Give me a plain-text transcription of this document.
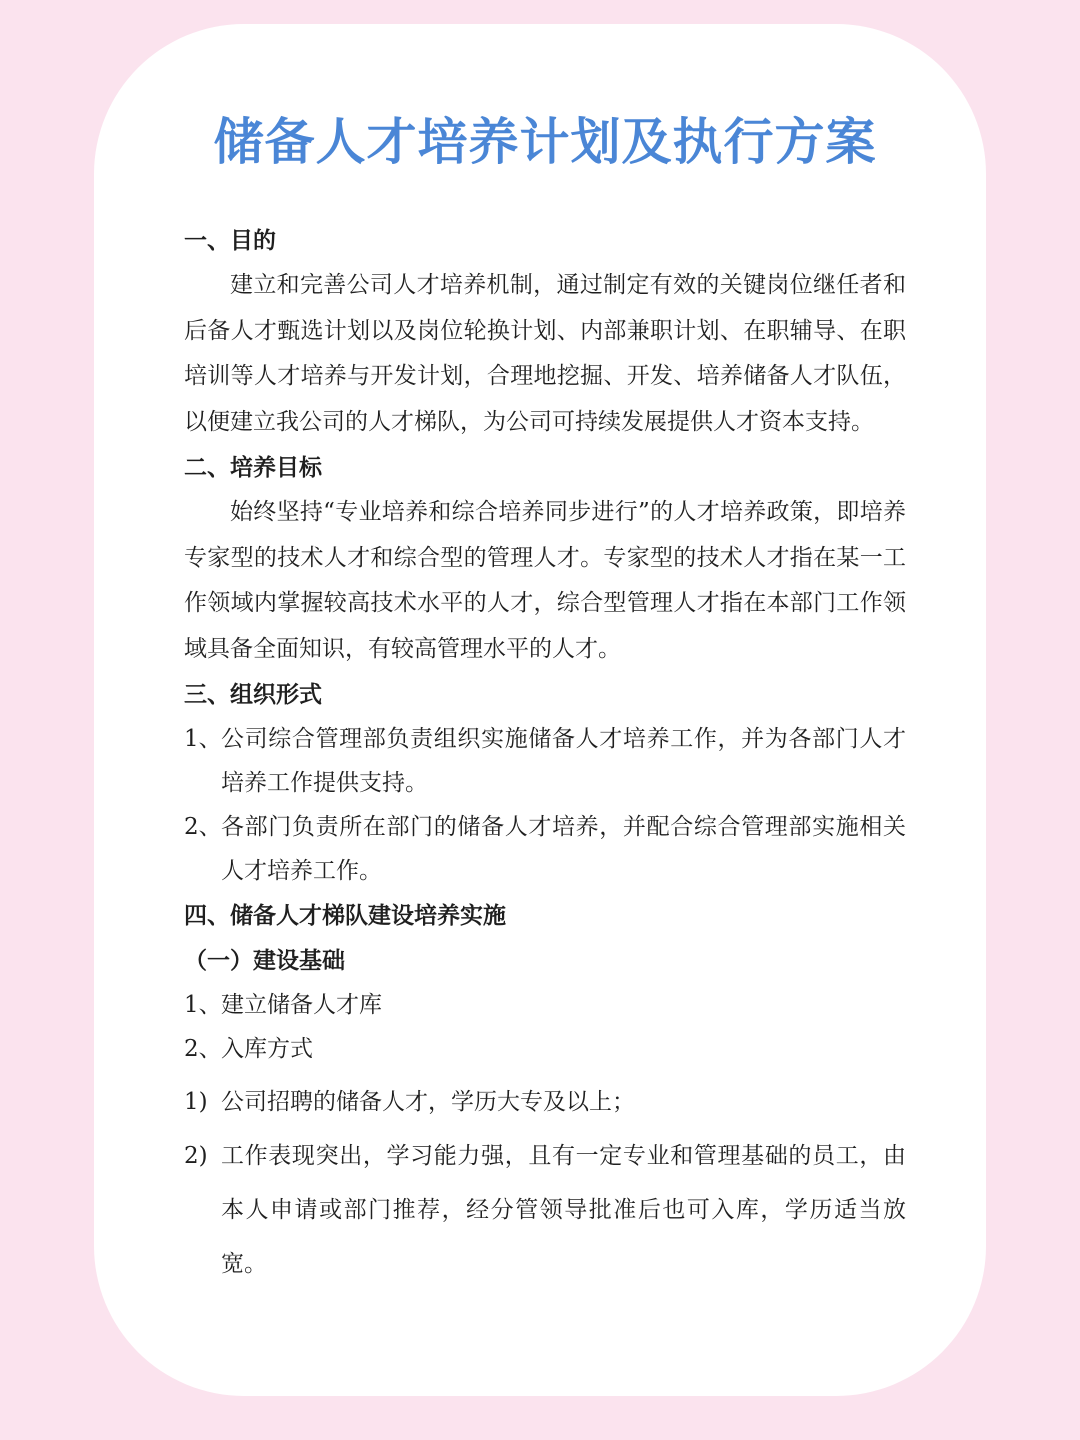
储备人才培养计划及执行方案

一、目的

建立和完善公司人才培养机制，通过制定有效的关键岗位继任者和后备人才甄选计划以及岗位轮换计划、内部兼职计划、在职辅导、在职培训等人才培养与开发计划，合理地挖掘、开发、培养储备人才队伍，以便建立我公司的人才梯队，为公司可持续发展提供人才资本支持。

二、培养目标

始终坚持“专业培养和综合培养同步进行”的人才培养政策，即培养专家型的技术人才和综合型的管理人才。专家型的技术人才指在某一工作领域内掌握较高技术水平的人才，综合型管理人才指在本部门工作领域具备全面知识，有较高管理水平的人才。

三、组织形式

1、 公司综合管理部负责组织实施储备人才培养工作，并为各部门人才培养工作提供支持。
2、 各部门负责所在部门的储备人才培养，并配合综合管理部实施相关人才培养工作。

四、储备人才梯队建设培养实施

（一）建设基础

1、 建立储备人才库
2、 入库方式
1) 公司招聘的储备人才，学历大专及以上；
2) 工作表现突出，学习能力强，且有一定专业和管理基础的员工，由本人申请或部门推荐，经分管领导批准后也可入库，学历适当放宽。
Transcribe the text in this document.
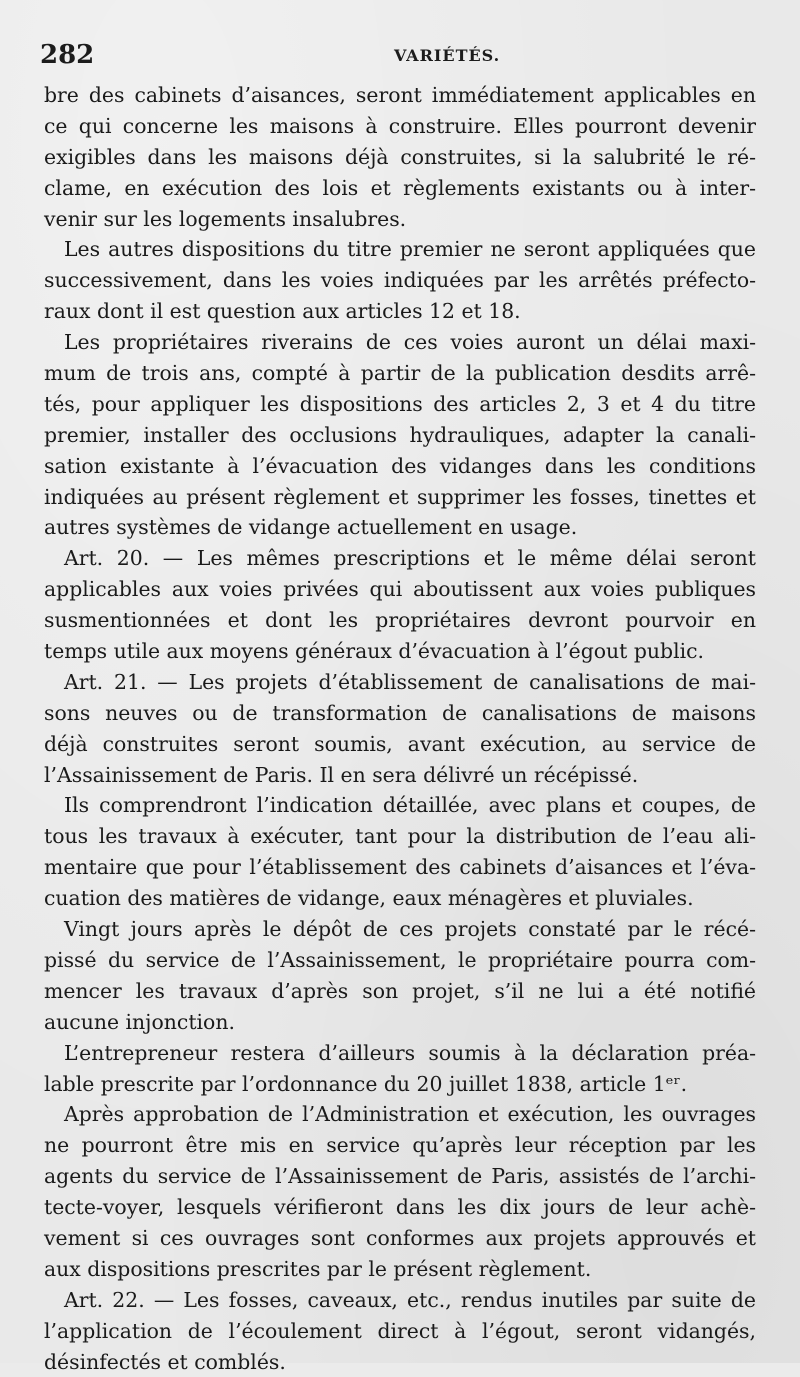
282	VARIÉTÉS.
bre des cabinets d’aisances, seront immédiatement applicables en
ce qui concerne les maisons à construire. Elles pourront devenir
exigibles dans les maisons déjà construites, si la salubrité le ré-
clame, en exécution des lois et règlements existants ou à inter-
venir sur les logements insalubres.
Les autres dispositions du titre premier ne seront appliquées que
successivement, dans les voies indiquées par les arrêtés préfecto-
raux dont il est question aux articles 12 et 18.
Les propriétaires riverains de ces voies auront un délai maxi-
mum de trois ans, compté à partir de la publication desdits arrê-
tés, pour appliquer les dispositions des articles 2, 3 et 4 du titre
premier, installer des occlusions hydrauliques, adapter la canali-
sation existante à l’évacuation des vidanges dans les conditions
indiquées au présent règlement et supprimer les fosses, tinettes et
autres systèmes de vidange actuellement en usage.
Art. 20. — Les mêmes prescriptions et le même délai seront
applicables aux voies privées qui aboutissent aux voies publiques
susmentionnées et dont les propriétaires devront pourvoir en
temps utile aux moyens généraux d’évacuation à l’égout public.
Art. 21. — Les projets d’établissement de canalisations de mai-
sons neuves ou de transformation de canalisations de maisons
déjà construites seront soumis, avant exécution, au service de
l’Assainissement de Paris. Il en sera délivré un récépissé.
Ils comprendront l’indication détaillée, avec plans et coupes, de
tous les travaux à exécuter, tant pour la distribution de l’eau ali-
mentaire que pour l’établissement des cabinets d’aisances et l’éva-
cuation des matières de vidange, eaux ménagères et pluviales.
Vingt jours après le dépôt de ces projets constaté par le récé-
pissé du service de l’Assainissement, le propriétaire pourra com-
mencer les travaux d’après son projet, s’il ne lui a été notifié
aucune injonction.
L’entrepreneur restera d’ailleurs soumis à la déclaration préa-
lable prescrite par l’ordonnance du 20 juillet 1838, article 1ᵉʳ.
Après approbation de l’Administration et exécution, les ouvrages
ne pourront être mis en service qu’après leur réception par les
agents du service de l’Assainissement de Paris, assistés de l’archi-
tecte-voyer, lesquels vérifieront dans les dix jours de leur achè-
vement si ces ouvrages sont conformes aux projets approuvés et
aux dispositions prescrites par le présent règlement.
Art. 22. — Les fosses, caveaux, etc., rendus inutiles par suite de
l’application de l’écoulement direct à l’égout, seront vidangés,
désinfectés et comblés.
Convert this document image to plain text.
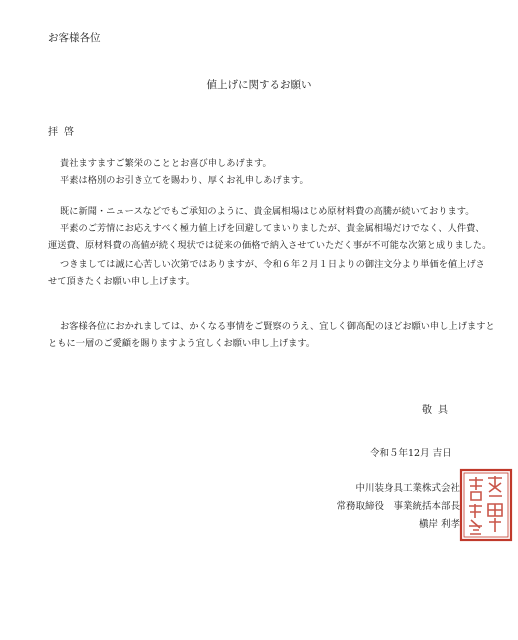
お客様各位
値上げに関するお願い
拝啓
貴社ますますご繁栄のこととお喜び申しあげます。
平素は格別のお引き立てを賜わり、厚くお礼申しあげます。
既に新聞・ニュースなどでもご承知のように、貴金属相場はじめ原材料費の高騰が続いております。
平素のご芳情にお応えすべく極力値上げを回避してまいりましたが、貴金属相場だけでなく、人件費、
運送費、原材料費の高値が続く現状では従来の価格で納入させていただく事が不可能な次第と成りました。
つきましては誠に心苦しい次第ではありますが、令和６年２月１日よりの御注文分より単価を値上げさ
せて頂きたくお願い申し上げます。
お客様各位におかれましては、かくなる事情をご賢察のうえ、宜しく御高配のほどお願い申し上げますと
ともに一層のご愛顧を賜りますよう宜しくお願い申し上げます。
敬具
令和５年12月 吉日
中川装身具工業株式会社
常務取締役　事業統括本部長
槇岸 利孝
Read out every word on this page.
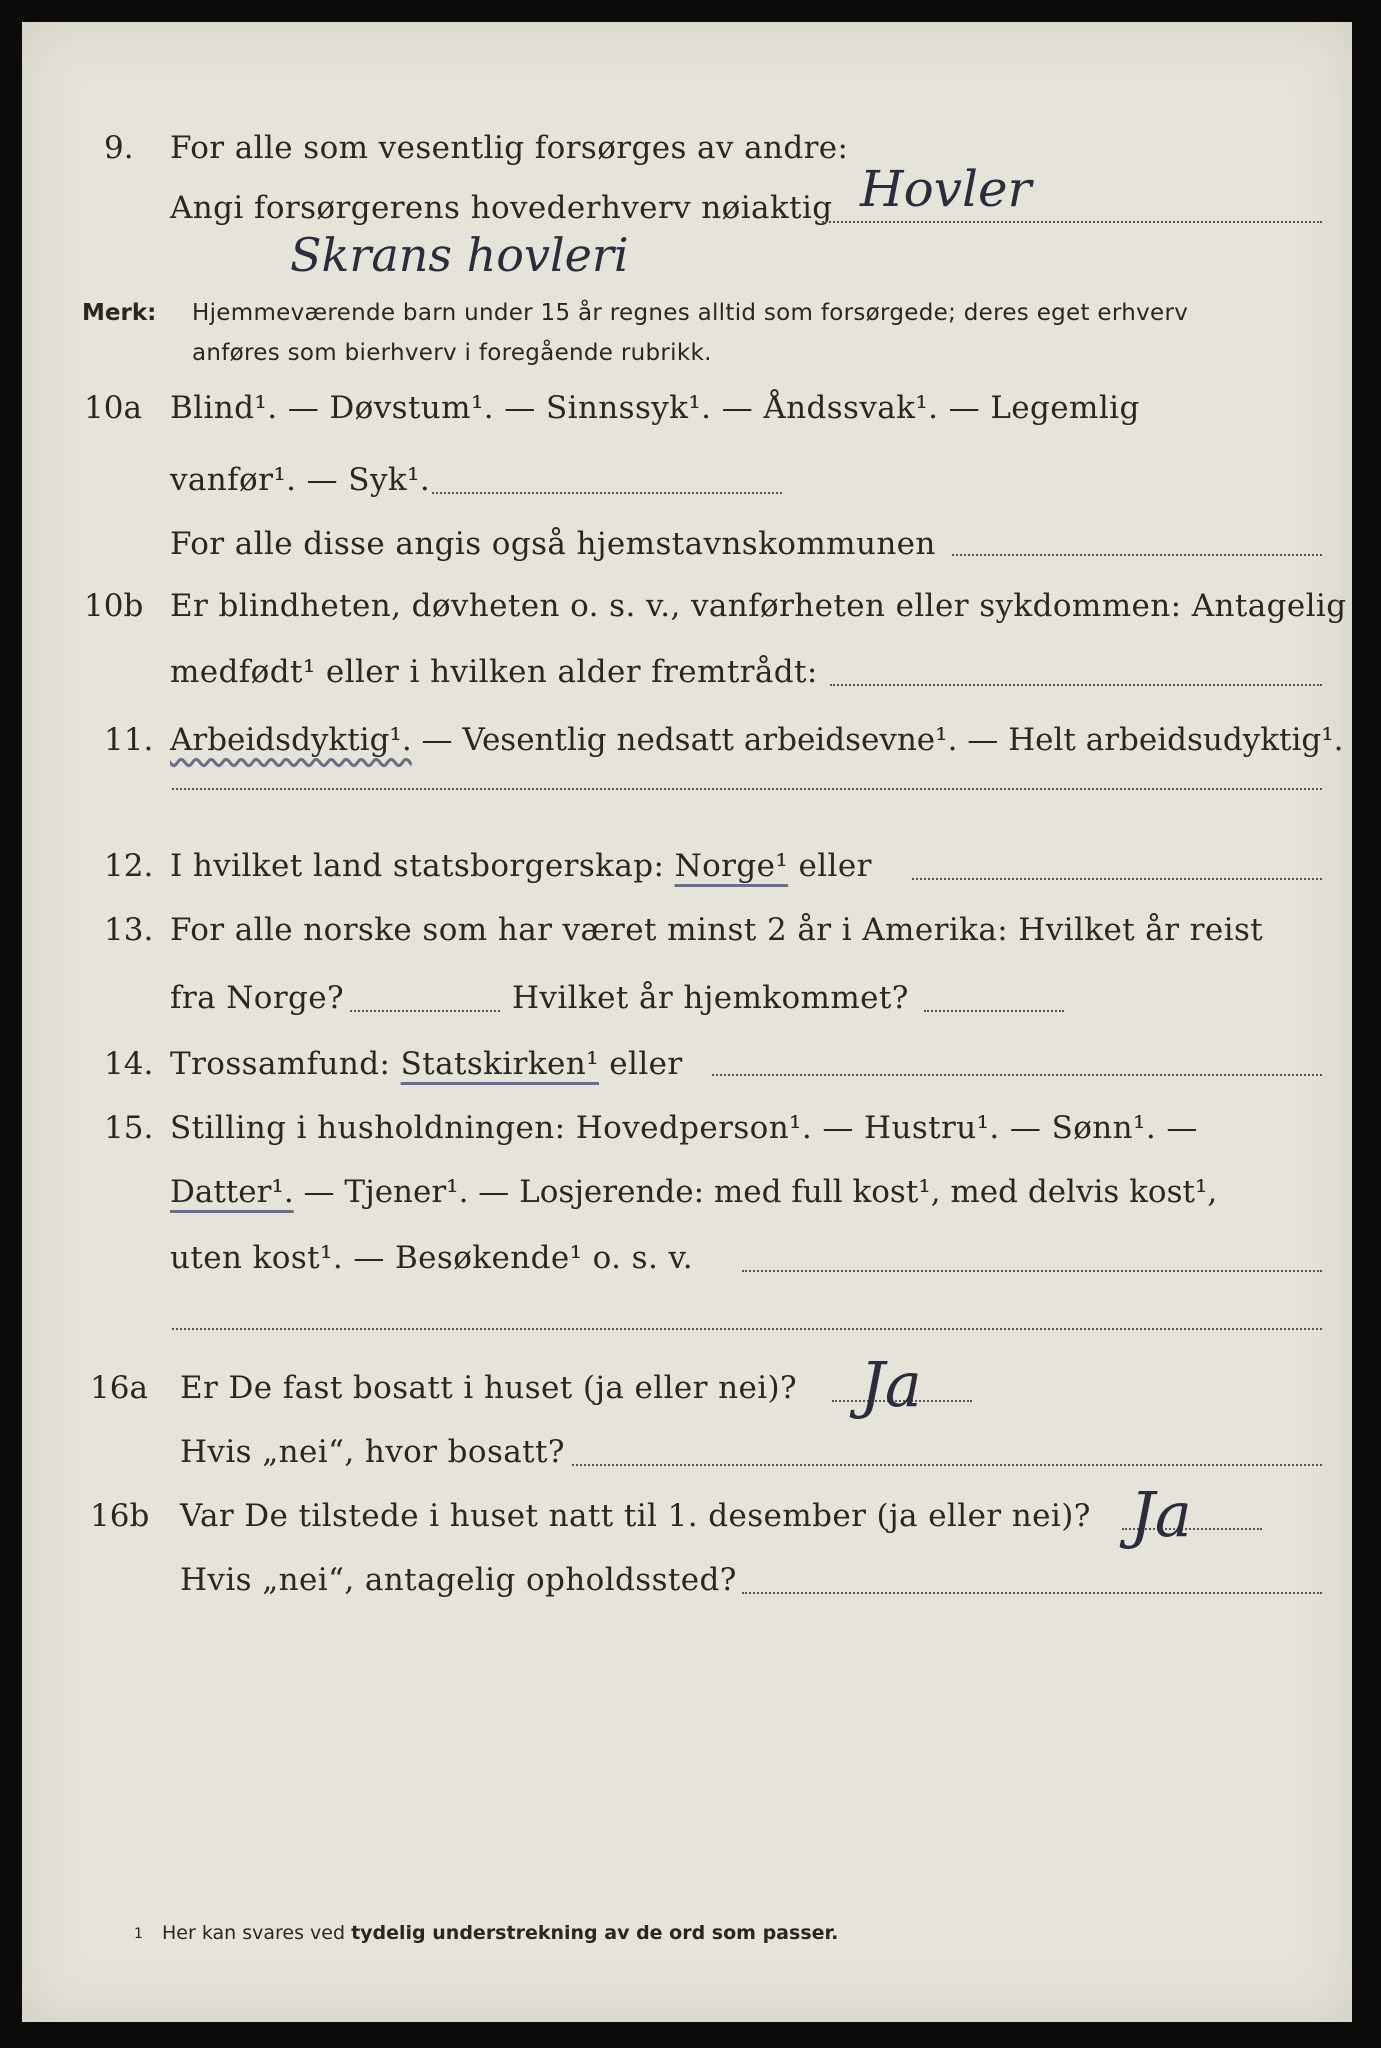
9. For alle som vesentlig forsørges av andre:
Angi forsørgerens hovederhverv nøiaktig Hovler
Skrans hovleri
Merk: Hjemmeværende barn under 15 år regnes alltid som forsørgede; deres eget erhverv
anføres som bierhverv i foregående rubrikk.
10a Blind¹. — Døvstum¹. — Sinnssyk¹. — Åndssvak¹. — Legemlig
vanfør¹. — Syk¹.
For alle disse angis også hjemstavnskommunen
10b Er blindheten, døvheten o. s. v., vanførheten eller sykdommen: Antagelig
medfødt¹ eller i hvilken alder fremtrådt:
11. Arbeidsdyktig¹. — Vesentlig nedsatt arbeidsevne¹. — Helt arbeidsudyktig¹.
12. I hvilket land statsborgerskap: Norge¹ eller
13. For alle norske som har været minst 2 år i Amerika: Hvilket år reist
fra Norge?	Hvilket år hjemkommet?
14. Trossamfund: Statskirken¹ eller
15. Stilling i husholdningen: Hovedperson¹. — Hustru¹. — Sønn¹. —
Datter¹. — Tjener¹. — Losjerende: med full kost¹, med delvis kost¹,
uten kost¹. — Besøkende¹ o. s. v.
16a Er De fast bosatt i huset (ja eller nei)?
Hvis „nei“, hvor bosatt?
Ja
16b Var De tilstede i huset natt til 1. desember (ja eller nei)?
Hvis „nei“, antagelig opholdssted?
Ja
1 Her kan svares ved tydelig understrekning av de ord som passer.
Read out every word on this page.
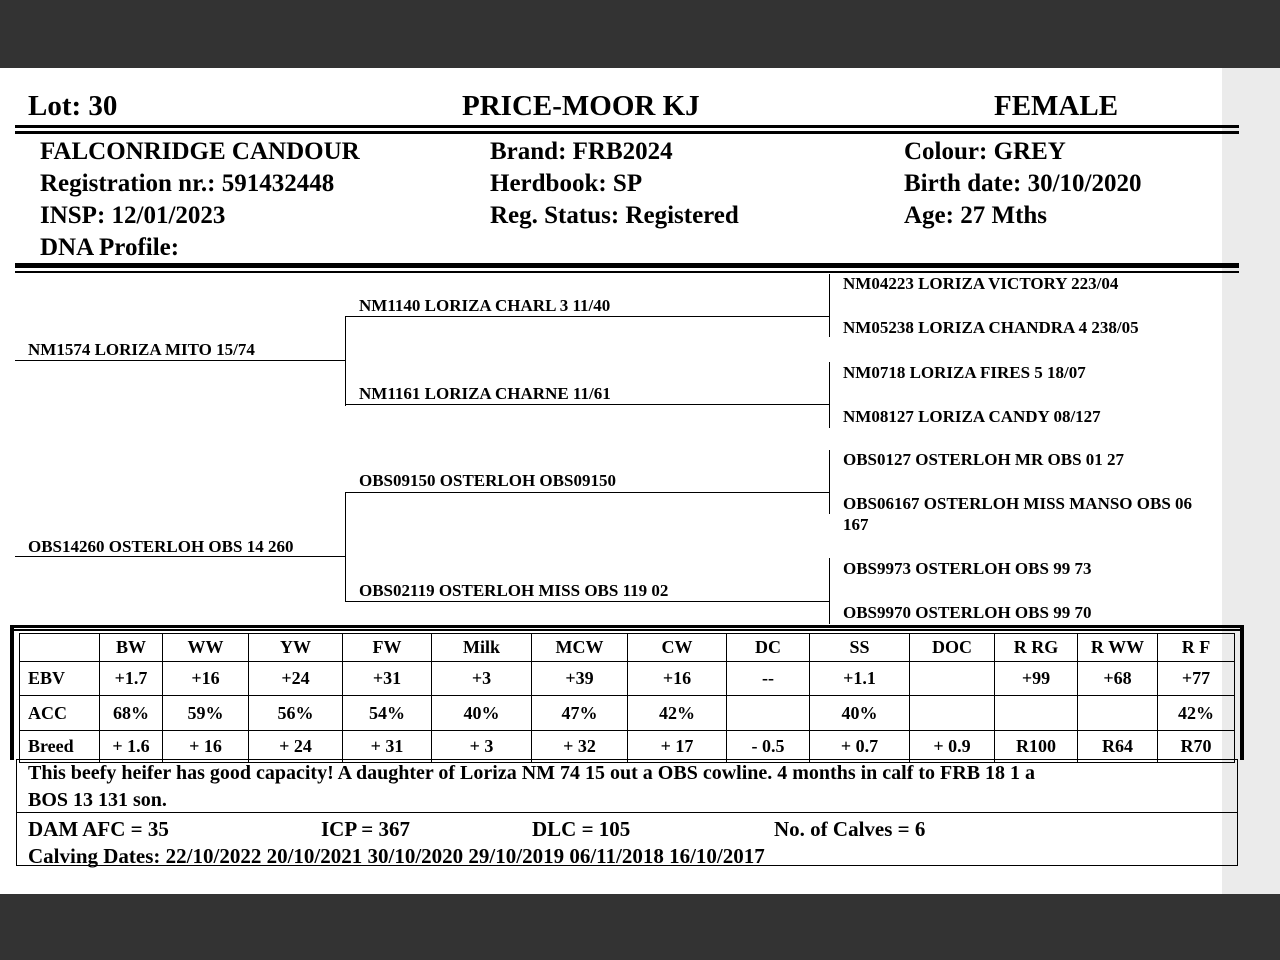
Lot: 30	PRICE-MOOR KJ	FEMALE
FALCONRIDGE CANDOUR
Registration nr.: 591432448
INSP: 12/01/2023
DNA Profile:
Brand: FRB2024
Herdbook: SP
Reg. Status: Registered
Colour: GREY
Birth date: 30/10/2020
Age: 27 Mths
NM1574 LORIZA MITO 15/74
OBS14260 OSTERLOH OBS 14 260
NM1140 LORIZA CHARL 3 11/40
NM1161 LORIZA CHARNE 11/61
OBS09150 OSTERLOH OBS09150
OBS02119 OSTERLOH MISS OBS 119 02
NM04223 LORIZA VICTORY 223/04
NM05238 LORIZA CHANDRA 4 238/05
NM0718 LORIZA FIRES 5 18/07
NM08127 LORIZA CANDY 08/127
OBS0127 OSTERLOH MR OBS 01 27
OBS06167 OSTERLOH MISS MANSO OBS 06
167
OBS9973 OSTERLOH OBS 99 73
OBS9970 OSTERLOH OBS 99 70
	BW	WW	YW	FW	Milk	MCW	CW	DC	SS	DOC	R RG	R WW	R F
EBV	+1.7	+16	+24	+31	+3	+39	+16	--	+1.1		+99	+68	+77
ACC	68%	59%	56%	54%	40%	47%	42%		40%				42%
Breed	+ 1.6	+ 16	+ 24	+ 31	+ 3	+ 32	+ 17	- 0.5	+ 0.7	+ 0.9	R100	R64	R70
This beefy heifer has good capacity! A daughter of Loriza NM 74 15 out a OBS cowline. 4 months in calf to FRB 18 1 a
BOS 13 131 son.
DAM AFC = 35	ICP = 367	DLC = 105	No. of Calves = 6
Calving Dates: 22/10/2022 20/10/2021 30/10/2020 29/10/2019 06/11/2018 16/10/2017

▶ [What the task asks]
Extract every line above containing the word "construites".

▶ [Correct response]
exigibles dans les maisons déjà construites, si la salubrité le ré-
déjà construites seront soumis, avant exécution, au service de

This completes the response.